(A block of data)

****************************************

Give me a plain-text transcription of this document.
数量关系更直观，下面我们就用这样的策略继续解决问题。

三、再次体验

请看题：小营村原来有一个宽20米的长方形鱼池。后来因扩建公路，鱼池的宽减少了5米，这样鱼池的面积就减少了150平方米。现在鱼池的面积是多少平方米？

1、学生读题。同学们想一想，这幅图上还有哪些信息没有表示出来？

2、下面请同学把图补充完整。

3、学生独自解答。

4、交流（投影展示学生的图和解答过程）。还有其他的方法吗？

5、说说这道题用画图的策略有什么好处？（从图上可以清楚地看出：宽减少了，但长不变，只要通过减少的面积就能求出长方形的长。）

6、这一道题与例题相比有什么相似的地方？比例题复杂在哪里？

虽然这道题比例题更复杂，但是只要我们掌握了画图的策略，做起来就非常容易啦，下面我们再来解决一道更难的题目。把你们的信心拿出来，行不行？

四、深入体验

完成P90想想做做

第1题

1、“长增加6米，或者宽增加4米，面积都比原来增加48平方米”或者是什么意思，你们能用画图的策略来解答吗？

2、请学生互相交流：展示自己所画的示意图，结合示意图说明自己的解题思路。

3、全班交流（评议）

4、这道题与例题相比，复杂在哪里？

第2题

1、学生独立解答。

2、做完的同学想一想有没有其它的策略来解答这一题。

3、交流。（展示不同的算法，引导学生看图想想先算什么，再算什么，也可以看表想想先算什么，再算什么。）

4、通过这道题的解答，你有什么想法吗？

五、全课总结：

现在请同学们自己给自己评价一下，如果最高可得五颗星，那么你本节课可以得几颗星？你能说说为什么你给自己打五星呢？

****************************************

● **YOUR GOAL**
Faithfully reproduce all of the records, character for character.

● **ANSWER**
Give me a plain-text transcription of this document.
数量关系更直观，下面我们就用这样的策略继续解决问题。

三、再次体验

请看题：小营村原来有一个宽20米的长方形鱼池。后来因扩建公路，鱼池的宽减少了5米，这样鱼池的面积就减少了150平方米。现在鱼池的面积是多少平方米？

1、学生读题。同学们想一想，这幅图上还有哪些信息没有表示出来？

2、下面请同学把图补充完整。

3、学生独自解答。

4、交流（投影展示学生的图和解答过程）。还有其他的方法吗？

5、说说这道题用画图的策略有什么好处？（从图上可以清楚地看出：宽减少了，但长不变，只要通过减少的面积就能求出长方形的长。）

6、这一道题与例题相比有什么相似的地方？比例题复杂在哪里？

虽然这道题比例题更复杂，但是只要我们掌握了画图的策略，做起来就非常容易啦，下面我们再来解决一道更难的题目。把你们的信心拿出来，行不行？

四、深入体验

完成P90想想做做

第1题

1、“长增加6米，或者宽增加4米，面积都比原来增加48平方米”或者是什么意思，你们能用画图的策略来解答吗？

2、请学生互相交流：展示自己所画的示意图，结合示意图说明自己的解题思路。

3、全班交流（评议）

4、这道题与例题相比，复杂在哪里？

第2题

1、学生独立解答。

2、做完的同学想一想有没有其它的策略来解答这一题。

3、交流。（展示不同的算法，引导学生看图想想先算什么，再算什么，也可以看表想想先算什么，再算什么。）

4、通过这道题的解答，你有什么想法吗？

五、全课总结：

现在请同学们自己给自己评价一下，如果最高可得五颗星，那么你本节课可以得几颗星？你能说说为什么你给自己打五星呢？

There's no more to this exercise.